==== GIVEN DATA

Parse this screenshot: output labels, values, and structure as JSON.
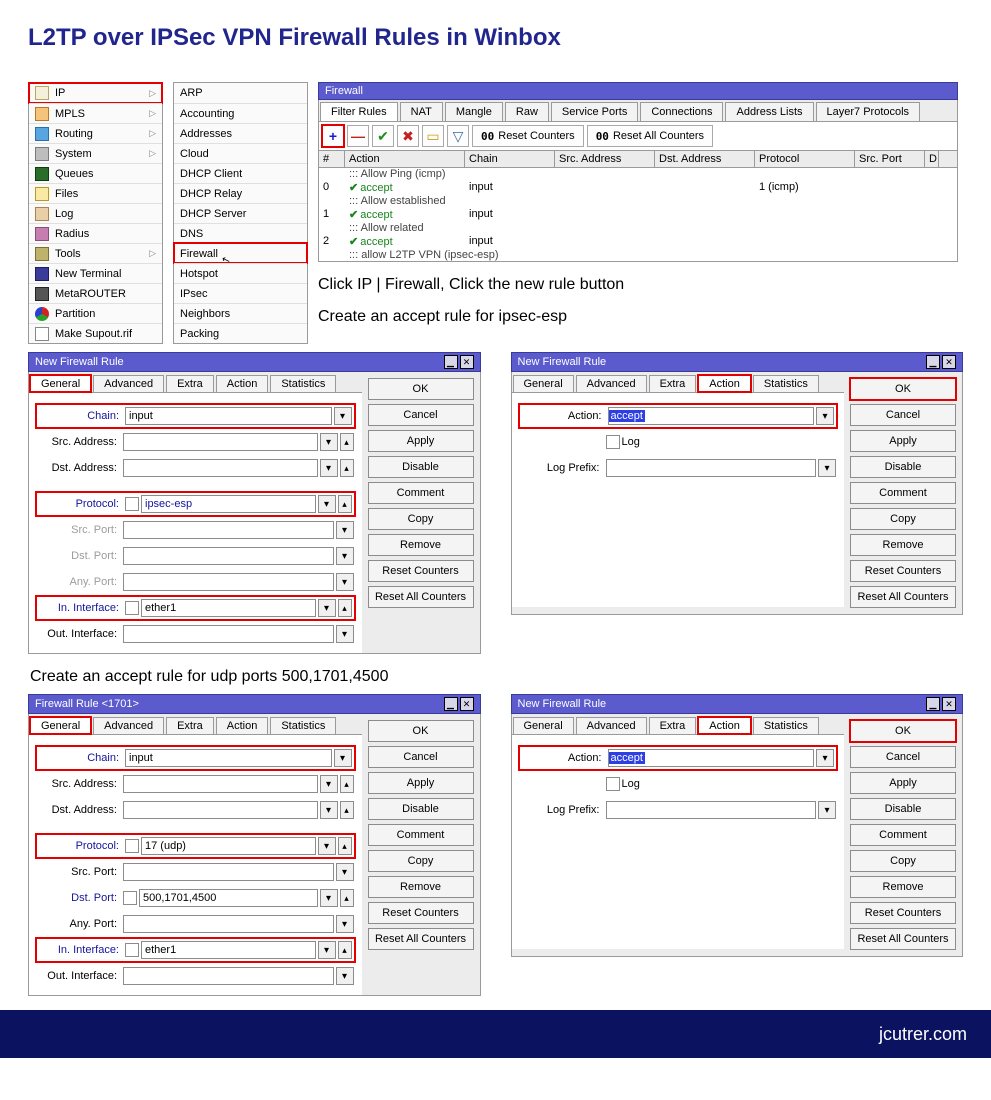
{
  "page_heading": "L2TP over IPSec VPN Firewall Rules in Winbox",
  "footer": "jcutrer.com",
  "sidebar": {
    "items": [
      {
        "label": "IP",
        "icon": "ip",
        "has_sub": true,
        "highlighted": true
      },
      {
        "label": "MPLS",
        "icon": "mpls",
        "has_sub": true
      },
      {
        "label": "Routing",
        "icon": "routing",
        "has_sub": true
      },
      {
        "label": "System",
        "icon": "system",
        "has_sub": true
      },
      {
        "label": "Queues",
        "icon": "queues"
      },
      {
        "label": "Files",
        "icon": "files"
      },
      {
        "label": "Log",
        "icon": "log"
      },
      {
        "label": "Radius",
        "icon": "radius"
      },
      {
        "label": "Tools",
        "icon": "tools",
        "has_sub": true
      },
      {
        "label": "New Terminal",
        "icon": "newterm"
      },
      {
        "label": "MetaROUTER",
        "icon": "meta"
      },
      {
        "label": "Partition",
        "icon": "part"
      },
      {
        "label": "Make Supout.rif",
        "icon": "supout"
      }
    ]
  },
  "submenu": {
    "items": [
      {
        "label": "ARP"
      },
      {
        "label": "Accounting"
      },
      {
        "label": "Addresses"
      },
      {
        "label": "Cloud"
      },
      {
        "label": "DHCP Client"
      },
      {
        "label": "DHCP Relay"
      },
      {
        "label": "DHCP Server"
      },
      {
        "label": "DNS"
      },
      {
        "label": "Firewall",
        "highlighted": true,
        "has_cursor": true
      },
      {
        "label": "Hotspot"
      },
      {
        "label": "IPsec"
      },
      {
        "label": "Neighbors"
      },
      {
        "label": "Packing"
      }
    ]
  },
  "firewall_window": {
    "title": "Firewall",
    "tabs": [
      "Filter Rules",
      "NAT",
      "Mangle",
      "Raw",
      "Service Ports",
      "Connections",
      "Address Lists",
      "Layer7 Protocols"
    ],
    "active_tab": 0,
    "toolbar": {
      "reset_counters": "Reset Counters",
      "reset_all_counters": "Reset All Counters"
    },
    "columns": [
      "#",
      "Action",
      "Chain",
      "Src. Address",
      "Dst. Address",
      "Protocol",
      "Src. Port",
      "D"
    ],
    "rows": [
      {
        "comment": "::: Allow Ping (icmp)"
      },
      {
        "num": "0",
        "action": "accept",
        "chain": "input",
        "protocol": "1 (icmp)"
      },
      {
        "comment": "::: Allow established"
      },
      {
        "num": "1",
        "action": "accept",
        "chain": "input"
      },
      {
        "comment": "::: Allow related"
      },
      {
        "num": "2",
        "action": "accept",
        "chain": "input"
      },
      {
        "comment": "::: allow L2TP VPN (ipsec-esp)"
      }
    ]
  },
  "caption1": "Click IP | Firewall,  Click the new rule button",
  "caption2": "Create an accept rule for ipsec-esp",
  "caption3": "Create an accept rule for udp ports 500,1701,4500",
  "dialog_labels": {
    "chain": "Chain:",
    "src_addr": "Src. Address:",
    "dst_addr": "Dst. Address:",
    "protocol": "Protocol:",
    "src_port": "Src. Port:",
    "dst_port": "Dst. Port:",
    "any_port": "Any. Port:",
    "in_iface": "In. Interface:",
    "out_iface": "Out. Interface:",
    "action": "Action:",
    "log": "Log",
    "log_prefix": "Log Prefix:"
  },
  "dialog_tabs": [
    "General",
    "Advanced",
    "Extra",
    "Action",
    "Statistics"
  ],
  "dialog_buttons": {
    "ok": "OK",
    "cancel": "Cancel",
    "apply": "Apply",
    "disable": "Disable",
    "comment": "Comment",
    "copy": "Copy",
    "remove": "Remove",
    "reset_counters": "Reset Counters",
    "reset_all": "Reset All Counters"
  },
  "dialog1": {
    "title": "New Firewall Rule",
    "chain": "input",
    "protocol": "ipsec-esp",
    "in_iface": "ether1"
  },
  "dialog2": {
    "title": "New Firewall Rule",
    "action_value": "accept"
  },
  "dialog3": {
    "title": "Firewall Rule <1701>",
    "chain": "input",
    "protocol": "17 (udp)",
    "dst_port": "500,1701,4500",
    "in_iface": "ether1"
  },
  "dialog4": {
    "title": "New Firewall Rule",
    "action_value": "accept"
  }
}
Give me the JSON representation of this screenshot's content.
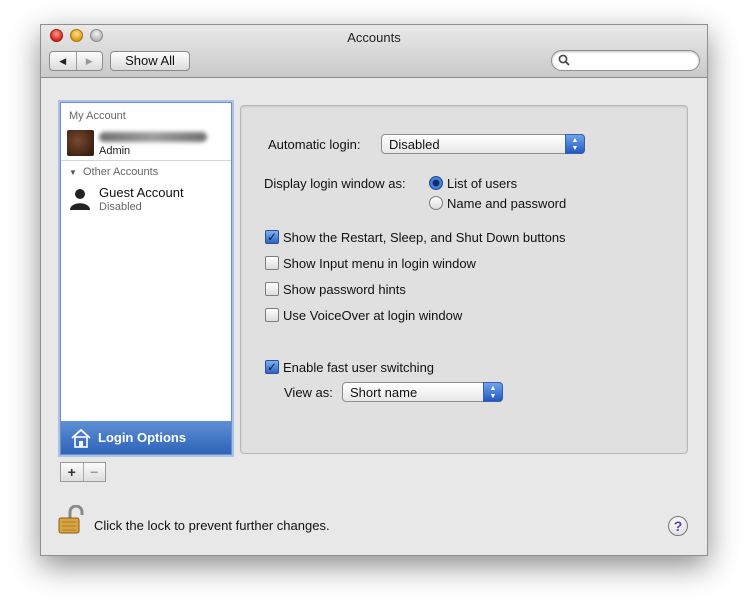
{
  "window": {
    "title": "Accounts"
  },
  "toolbar": {
    "back_glyph": "◀",
    "forward_glyph": "▶",
    "show_all_label": "Show All",
    "search_placeholder": "",
    "search_icon": "search-icon"
  },
  "sidebar": {
    "my_account_header": "My Account",
    "my_account": {
      "role": "Admin"
    },
    "other_accounts_header": "Other Accounts",
    "guest": {
      "name": "Guest Account",
      "status": "Disabled"
    },
    "login_options_label": "Login Options"
  },
  "panel": {
    "automatic_login_label": "Automatic login:",
    "automatic_login_value": "Disabled",
    "display_login_window_label": "Display login window as:",
    "radio_list_of_users": "List of users",
    "radio_name_and_password": "Name and password",
    "show_restart_label": "Show the Restart, Sleep, and Shut Down buttons",
    "show_restart_checked": true,
    "show_input_menu_label": "Show Input menu in login window",
    "show_input_menu_checked": false,
    "show_password_hints_label": "Show password hints",
    "show_password_hints_checked": false,
    "use_voiceover_label": "Use VoiceOver at login window",
    "use_voiceover_checked": false,
    "fast_user_switching_label": "Enable fast user switching",
    "fast_user_switching_checked": true,
    "view_as_label": "View as:",
    "view_as_value": "Short name"
  },
  "footer": {
    "lock_message": "Click the lock to prevent further changes.",
    "help_glyph": "?"
  },
  "colors": {
    "selection": "#2e63b8",
    "window_bg": "#e8e8e8",
    "panel_bg": "#e0e0e0"
  }
}
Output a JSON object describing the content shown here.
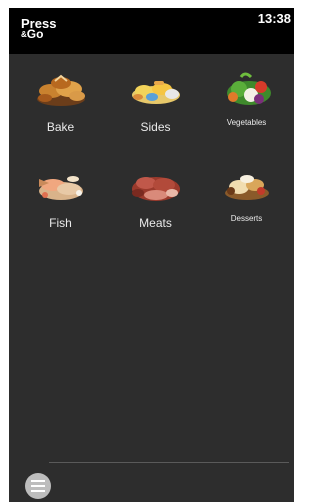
{
  "header": {
    "brand_line1": "Press",
    "brand_amp": "&",
    "brand_line2": "Go",
    "time": "13:38"
  },
  "categories": [
    {
      "label": "Bake",
      "icon": "bread-icon"
    },
    {
      "label": "Sides",
      "icon": "sides-icon"
    },
    {
      "label": "Vegetables",
      "icon": "vegetables-icon"
    },
    {
      "label": "Fish",
      "icon": "fish-icon"
    },
    {
      "label": "Meats",
      "icon": "meats-icon"
    },
    {
      "label": "Desserts",
      "icon": "desserts-icon"
    }
  ],
  "footer": {
    "menu_icon": "menu-icon"
  }
}
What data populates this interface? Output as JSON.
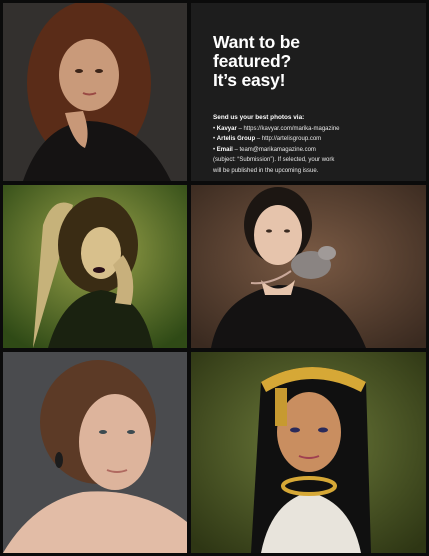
{
  "promo": {
    "headline_line1": "Want to be",
    "headline_line2": "featured?",
    "headline_line3": "It’s easy!",
    "intro": "Send us your best photos via:",
    "items": [
      {
        "bullet": "•",
        "name": "Kavyar",
        "text": " – https://kavyar.com/marika-magazine"
      },
      {
        "bullet": "•",
        "name": "Artelis Group",
        "text": " – http://artelisgroup.com"
      },
      {
        "bullet": "•",
        "name": "Email",
        "text": " – team@marikamagazine.com"
      }
    ],
    "note_line1": "(subject: “Submission”). If selected, your work",
    "note_line2": "will be published in the upcoming issue."
  },
  "photos": [
    {
      "id": "photo-1",
      "subject": "woman with curly auburn hair, hand on chin, black top"
    },
    {
      "id": "photo-2",
      "subject": "woman with dark lipstick, arm raised, green toned"
    },
    {
      "id": "photo-3",
      "subject": "woman with dark hair holding a rat on shoulder"
    },
    {
      "id": "photo-4",
      "subject": "woman with short hair and earrings, bare shoulders"
    },
    {
      "id": "photo-5",
      "subject": "woman in gold Egyptian headdress"
    }
  ],
  "colors": {
    "background": "#0b0b0b",
    "promo_panel": "#1d1d1d",
    "text": "#ffffff"
  }
}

========

Reproduce each line word for word and drop the pictures.

▶ **REPLY TO THE EXERCISE**:
Parse this screenshot: output labels, values, and structure as JSON.
{
  "page_heading": "L2TP over IPSec VPN Firewall Rules in Winbox",
  "footer": "jcutrer.com",
  "sidebar": {
    "items": [
      {
        "label": "IP",
        "icon": "ip",
        "has_sub": true,
        "highlighted": true
      },
      {
        "label": "MPLS",
        "icon": "mpls",
        "has_sub": true
      },
      {
        "label": "Routing",
        "icon": "routing",
        "has_sub": true
      },
      {
        "label": "System",
        "icon": "system",
        "has_sub": true
      },
      {
        "label": "Queues",
        "icon": "queues"
      },
      {
        "label": "Files",
        "icon": "files"
      },
      {
        "label": "Log",
        "icon": "log"
      },
      {
        "label": "Radius",
        "icon": "radius"
      },
      {
        "label": "Tools",
        "icon": "tools",
        "has_sub": true
      },
      {
        "label": "New Terminal",
        "icon": "newterm"
      },
      {
        "label": "MetaROUTER",
        "icon": "meta"
      },
      {
        "label": "Partition",
        "icon": "part"
      },
      {
        "label": "Make Supout.rif",
        "icon": "supout"
      }
    ]
  },
  "submenu": {
    "items": [
      {
        "label": "ARP"
      },
      {
        "label": "Accounting"
      },
      {
        "label": "Addresses"
      },
      {
        "label": "Cloud"
      },
      {
        "label": "DHCP Client"
      },
      {
        "label": "DHCP Relay"
      },
      {
        "label": "DHCP Server"
      },
      {
        "label": "DNS"
      },
      {
        "label": "Firewall",
        "highlighted": true,
        "has_cursor": true
      },
      {
        "label": "Hotspot"
      },
      {
        "label": "IPsec"
      },
      {
        "label": "Neighbors"
      },
      {
        "label": "Packing"
      }
    ]
  },
  "firewall_window": {
    "title": "Firewall",
    "tabs": [
      "Filter Rules",
      "NAT",
      "Mangle",
      "Raw",
      "Service Ports",
      "Connections",
      "Address Lists",
      "Layer7 Protocols"
    ],
    "active_tab": 0,
    "toolbar": {
      "reset_counters": "Reset Counters",
      "reset_all_counters": "Reset All Counters"
    },
    "columns": [
      "#",
      "Action",
      "Chain",
      "Src. Address",
      "Dst. Address",
      "Protocol",
      "Src. Port",
      "D"
    ],
    "rows": [
      {
        "comment": "::: Allow Ping (icmp)"
      },
      {
        "num": "0",
        "action": "accept",
        "chain": "input",
        "protocol": "1 (icmp)"
      },
      {
        "comment": "::: Allow established"
      },
      {
        "num": "1",
        "action": "accept",
        "chain": "input"
      },
      {
        "comment": "::: Allow related"
      },
      {
        "num": "2",
        "action": "accept",
        "chain": "input"
      },
      {
        "comment": "::: allow L2TP VPN (ipsec-esp)"
      }
    ]
  },
  "caption1": "Click IP | Firewall,  Click the new rule button",
  "caption2": "Create an accept rule for ipsec-esp",
  "caption3": "Create an accept rule for udp ports 500,1701,4500",
  "dialog_labels": {
    "chain": "Chain:",
    "src_addr": "Src. Address:",
    "dst_addr": "Dst. Address:",
    "protocol": "Protocol:",
    "src_port": "Src. Port:",
    "dst_port": "Dst. Port:",
    "any_port": "Any. Port:",
    "in_iface": "In. Interface:",
    "out_iface": "Out. Interface:",
    "action": "Action:",
    "log": "Log",
    "log_prefix": "Log Prefix:"
  },
  "dialog_tabs": [
    "General",
    "Advanced",
    "Extra",
    "Action",
    "Statistics"
  ],
  "dialog_buttons": {
    "ok": "OK",
    "cancel": "Cancel",
    "apply": "Apply",
    "disable": "Disable",
    "comment": "Comment",
    "copy": "Copy",
    "remove": "Remove",
    "reset_counters": "Reset Counters",
    "reset_all": "Reset All Counters"
  },
  "dialog1": {
    "title": "New Firewall Rule",
    "chain": "input",
    "protocol": "ipsec-esp",
    "in_iface": "ether1"
  },
  "dialog2": {
    "title": "New Firewall Rule",
    "action_value": "accept"
  },
  "dialog3": {
    "title": "Firewall Rule <1701>",
    "chain": "input",
    "protocol": "17 (udp)",
    "dst_port": "500,1701,4500",
    "in_iface": "ether1"
  },
  "dialog4": {
    "title": "New Firewall Rule",
    "action_value": "accept"
  }
}
Give me the JSON representation of this screenshot's content.
{
  "window": {
    "title": "Accounts"
  },
  "toolbar": {
    "back_glyph": "◀",
    "forward_glyph": "▶",
    "show_all_label": "Show All",
    "search_placeholder": "",
    "search_icon": "search-icon"
  },
  "sidebar": {
    "my_account_header": "My Account",
    "my_account": {
      "role": "Admin"
    },
    "other_accounts_header": "Other Accounts",
    "guest": {
      "name": "Guest Account",
      "status": "Disabled"
    },
    "login_options_label": "Login Options"
  },
  "panel": {
    "automatic_login_label": "Automatic login:",
    "automatic_login_value": "Disabled",
    "display_login_window_label": "Display login window as:",
    "radio_list_of_users": "List of users",
    "radio_name_and_password": "Name and password",
    "show_restart_label": "Show the Restart, Sleep, and Shut Down buttons",
    "show_restart_checked": true,
    "show_input_menu_label": "Show Input menu in login window",
    "show_input_menu_checked": false,
    "show_password_hints_label": "Show password hints",
    "show_password_hints_checked": false,
    "use_voiceover_label": "Use VoiceOver at login window",
    "use_voiceover_checked": false,
    "fast_user_switching_label": "Enable fast user switching",
    "fast_user_switching_checked": true,
    "view_as_label": "View as:",
    "view_as_value": "Short name"
  },
  "footer": {
    "lock_message": "Click the lock to prevent further changes.",
    "help_glyph": "?"
  },
  "colors": {
    "selection": "#2e63b8",
    "window_bg": "#e8e8e8",
    "panel_bg": "#e0e0e0"
  }
}
Output a JSON object describing the content shown here.
{
  "header": {
    "brand_line1": "Press",
    "brand_amp": "&",
    "brand_line2": "Go",
    "time": "13:38"
  },
  "categories": [
    {
      "label": "Bake",
      "icon": "bread-icon"
    },
    {
      "label": "Sides",
      "icon": "sides-icon"
    },
    {
      "label": "Vegetables",
      "icon": "vegetables-icon"
    },
    {
      "label": "Fish",
      "icon": "fish-icon"
    },
    {
      "label": "Meats",
      "icon": "meats-icon"
    },
    {
      "label": "Desserts",
      "icon": "desserts-icon"
    }
  ],
  "footer": {
    "menu_icon": "menu-icon"
  }
}
What data populates this interface? Output as JSON.
{
  "promo": {
    "headline_line1": "Want to be",
    "headline_line2": "featured?",
    "headline_line3": "It’s easy!",
    "intro": "Send us your best photos via:",
    "items": [
      {
        "bullet": "•",
        "name": "Kavyar",
        "text": " – https://kavyar.com/marika-magazine"
      },
      {
        "bullet": "•",
        "name": "Artelis Group",
        "text": " – http://artelisgroup.com"
      },
      {
        "bullet": "•",
        "name": "Email",
        "text": " – team@marikamagazine.com"
      }
    ],
    "note_line1": "(subject: “Submission”). If selected, your work",
    "note_line2": "will be published in the upcoming issue."
  },
  "photos": [
    {
      "id": "photo-1",
      "subject": "woman with curly auburn hair, hand on chin, black top"
    },
    {
      "id": "photo-2",
      "subject": "woman with dark lipstick, arm raised, green toned"
    },
    {
      "id": "photo-3",
      "subject": "woman with dark hair holding a rat on shoulder"
    },
    {
      "id": "photo-4",
      "subject": "woman with short hair and earrings, bare shoulders"
    },
    {
      "id": "photo-5",
      "subject": "woman in gold Egyptian headdress"
    }
  ],
  "colors": {
    "background": "#0b0b0b",
    "promo_panel": "#1d1d1d",
    "text": "#ffffff"
  }
}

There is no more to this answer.